| WRITTEN INSTRUCTION |
Find every line below that contains the word "дѣйствительности" and copy it out.

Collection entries
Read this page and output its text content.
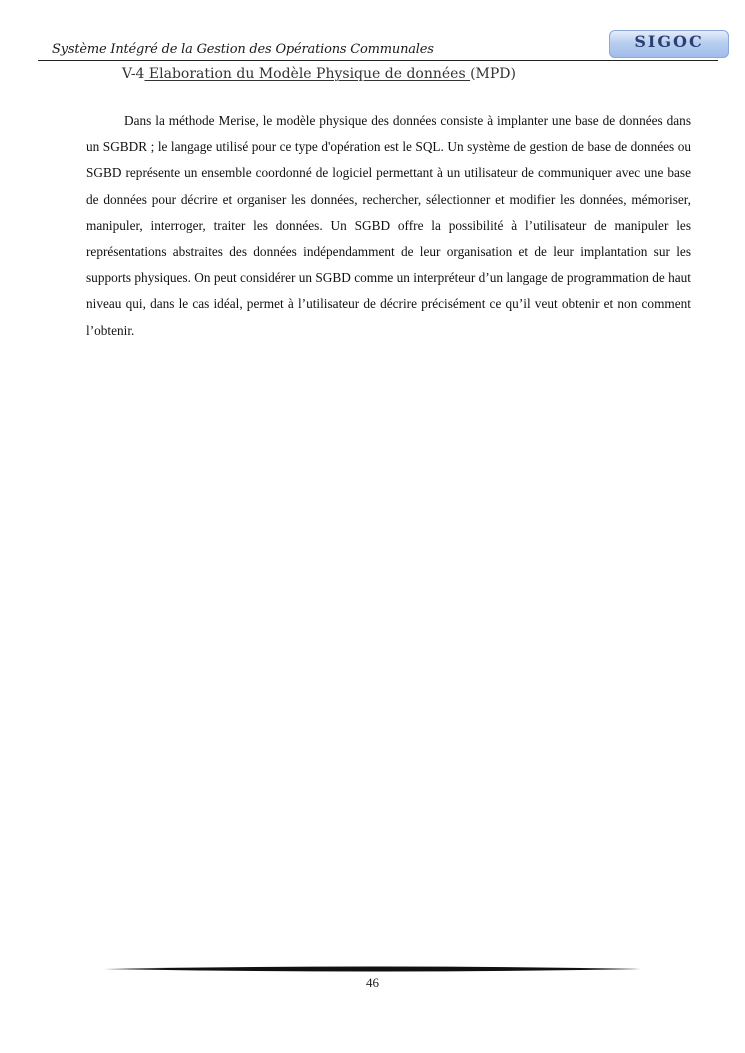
Système Intégré de la Gestion des Opérations Communales	SIGOC
V-4 Elaboration du Modèle Physique de données (MPD)

Dans la méthode Merise, le modèle physique des données consiste à implanter une base de données dans un SGBDR ; le langage utilisé pour ce type d'opération est le SQL. Un système de gestion de base de données ou SGBD représente un ensemble coordonné de logiciel permettant à un utilisateur de communiquer avec une base de données pour décrire et organiser les données, rechercher, sélectionner et modifier les données, mémoriser, manipuler, interroger, traiter les données. Un SGBD offre la possibilité à l’utilisateur de manipuler les représentations abstraites des données indépendamment de leur organisation et de leur implantation sur les supports physiques. On peut considérer un SGBD comme un interpréteur d’un langage de programmation de haut niveau qui, dans le cas idéal, permet à l’utilisateur de décrire précisément ce qu’il veut obtenir et non comment l’obtenir.

46
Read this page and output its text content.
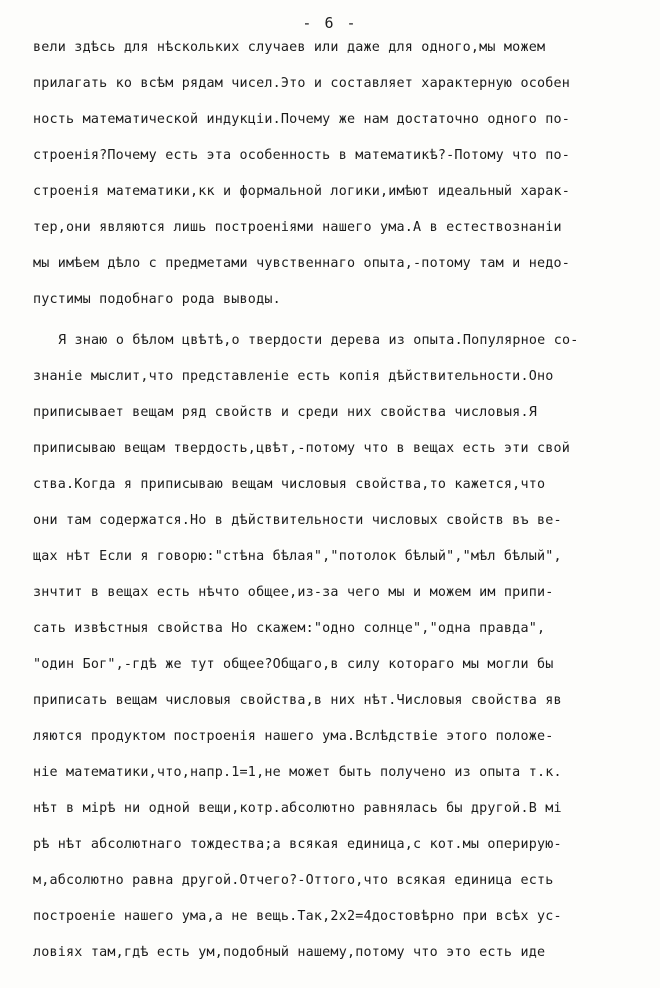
- 6 -
вели здѣсь для нѣскольких случаев или даже для одного,мы можем
прилагать ко всѣм рядам чисел.Это и составляет характерную особен
ность математической индукціи.Почему же нам достаточно одного по-
строенія?Почему есть эта особенность в математикѣ?-Потому что по-
строенія математики,кк и формальной логики,имѣют идеальный харак-
тер,они являются лишь построеніями нашего ума.А в естествознаніи
мы имѣем дѣло с предметами чувственнаго опыта,-потому там и недо-
пустимы подобнаго рода выводы.
Я знаю о бѣлом цвѣтѣ,о твердости дерева из опыта.Популярное со-
знаніе мыслит,что представленіе есть копія дѣйствительности.Оно
приписывает вещам ряд свойств и среди них свойства числовыя.Я
приписываю вещам твердость,цвѣт,-потому что в вещах есть эти свой
ства.Когда я приписываю вещам числовыя свойства,то кажется,что
они там содержатся.Но в дѣйствительности числовых свойств въ ве-
щах нѣт Если я говорю:"стѣна бѣлая","потолок бѣлый","мѣл бѣлый",
знчтит в вещах есть нѣчто общее,из-за чего мы и можем им припи-
сать извѣстныя свойства Но скажем:"одно солнце","одна правда",
"один Бог",-гдѣ же тут общее?Общаго,в силу котораго мы могли бы
приписать вещам числовыя свойства,в них нѣт.Числовыя свойства яв
ляются продуктом построенія нашего ума.Вслѣдствіе этого положе-
ніе математики,что,напр.1=1,не может быть получено из опыта т.к.
нѣт в мірѣ ни одной вещи,котр.абсолютно равнялась бы другой.В мі
рѣ нѣт абсолютнаго тождества;а всякая единица,с кот.мы оперирую-
м,абсолютно равна другой.Отчего?-Оттого,что всякая единица есть
построеніе нашего ума,а не вещь.Так,2х2=4достовѣрно при всѣх ус-
ловіях там,гдѣ есть ум,подобный нашему,потому что это есть иде
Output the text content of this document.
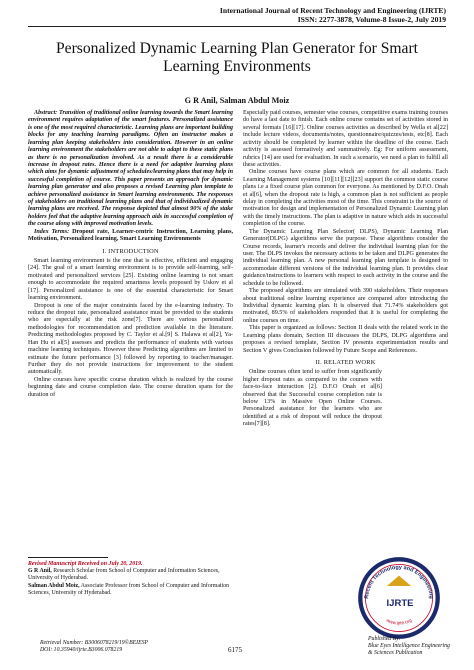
International Journal of Recent Technology and Engineering (IJRTE)
ISSN: 2277-3878, Volume-8 Issue-2, July 2019
Personalized Dynamic Learning Plan Generator for Smart Learning Environments
G R Anil, Salman Abdul Moiz

Abstract: Transition of traditional online learning towards the Smart learning environment requires adaptation of the smart features. Personalized assistance is one of the most required characteristic. Learning plans are important building blocks for any teaching learning paradigms. Often an instructor makes a learning plan keeping stakeholders into consideration. However in an online learning environment the stakeholders are not able to adapt to these static plans as there is no personalization involved. As a result there is a considerable increase in dropout rates. Hence there is a need for adaptive learning plans which aims for dynamic adjustment of schedules/learning plans that may help in successful completion of course. This paper presents an approach for dynamic learning plan generator and also proposes a revised Learning plan template to achieve personalized assistance in Smart learning environments. The responses of stakeholders on traditional learning plans and that of individualized dynamic learning plans are received. The response depicted that almost 90% of the stake holders feel that the adaptive learning approach aids in successful completion of the course along with improved motivation levels.

Index Terms: Dropout rate, Learner-centric Instruction, Learning plans, Motivation, Personalized learning, Smart Learning Environments

I. INTRODUCTION

Smart learning environment is the one that is effective, efficient and engaging [24]. The goal of a smart learning environment is to provide self-learning, self-motivated and personalized services [25]. Existing online learning is not smart enough to accommodate the required smartness levels proposed by Uskov et al [17]. Personalized assistance is one of the essential characteristic for Smart learning environment.

Dropout is one of the major constraints faced by the e-learning industry. To reduce the dropout rate, personalized assistance must be provided to the students who are especially at the risk zone[7]. There are various personalized methodologies for recommendation and prediction available in the literature. Predicting methodologies proposed by C. Taylor et al.[9] S. Halawa et al[2], Ya-Han Hu et al[5] assesses and predicts the performance of students with various machine learning techniques. However these Predicting algorithms are limited to estimate the future performance [3] followed by reporting to teacher/manager. Further they do not provide instructions for improvement to the student automatically.

Online courses have specific course duration which is realized by the course beginning date and course completion date. The course duration spans for the duration of

Especially paid courses, semester wise courses, competitive exams training courses do have a last date to finish. Each online course contains set of activities stored in several formats [16][17]. Online courses activities as described by Wella et al[22] include lecture videos, documents/notes, questionnaire/quizzes/tests, etc[8]. Each activity should be completed by learner within the deadline of the course. Each activity is assessed formatively and summatively. Eg: For uniform assessment, rubrics [14] are used for evaluation. In such a scenario, we need a plan to fulfill all these activities.

Online courses have course plans which are common for all students. Each Learning Management systems [10][11][12][23] support the common static course plans i.e a fixed course plan common for everyone. As mentioned by D.F.O. Onah et al[6], when the dropout rate is high, a common plan is not sufficient as people delay in completing the activities most of the time. This constraint is the source of motivation for design and implementation of Personalized Dynamic Learning plan with the timely instructions. The plan is adaptive in nature which aids in successful completion of the course.

The Dynamic Learning Plan Selector( DLPS), Dynamic Learning Plan Generator(DLPG) algorithms serve the purpose. These algorithms consider the Course records, learner's records and deliver the individual learning plan for the user. The DLPS invokes the necessary actions to be taken and DLPG generates the individual learning plan. A new personal learning plan template is designed to accommodate different versions of the individual learning plan. It provides clear guidance/instructions to learners with respect to each activity in the course and the schedule to be followed.

The proposed algorithms are simulated with 390 stakeholders. Their responses about traditional online learning experience are compared after introducing the Individual dynamic learning plan. It is observed that 71.74% stakeholders got motivated, 89.5% of stakeholders responded that it is useful for completing the online courses on time.

This paper is organized as follows: Section II deals with the related work in the Learning plans domain, Section III discusses the DLPS, DLPG algorithms and proposes a revised template, Section IV presents experimentation results and Section V gives Conclusion followed by Future Scope and References.

II. RELATED WORK

Online courses often tend to suffer from significantly higher dropout rates as compared to the courses with face-to-face interaction [2]. D.F.O Onah et al[6] observed that the Successful course completion rate is below 13% in Massive Open Online Courses. Personalized assistance for the learners who are identified at a risk of dropout will reduce the dropout rates[7][8].

Revised Manuscript Received on July 20, 2019.
G R Anil, Research Scholar from School of Computer and Information Sciences, University of Hyderabad.
Salman Abdul Moiz, Associate Professor from School of Computer and Information Sciences, University of Hyderabad.
Retrieval Number: B3006078219/19©BEIESP
DOI: 10.35940/ijrte.B3006.078219	6175
Recent Technology and Engineering
www.ijrte.org
IJRTE
Published By:
Blue Eyes Intelligence Engineering
& Sciences Publication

| EXERCISE SOLUTION |
знаніе мыслит,что представленіе есть копія дѣйствительности.Оно
они там содержатся.Но в дѣйствительности числовых свойств въ ве-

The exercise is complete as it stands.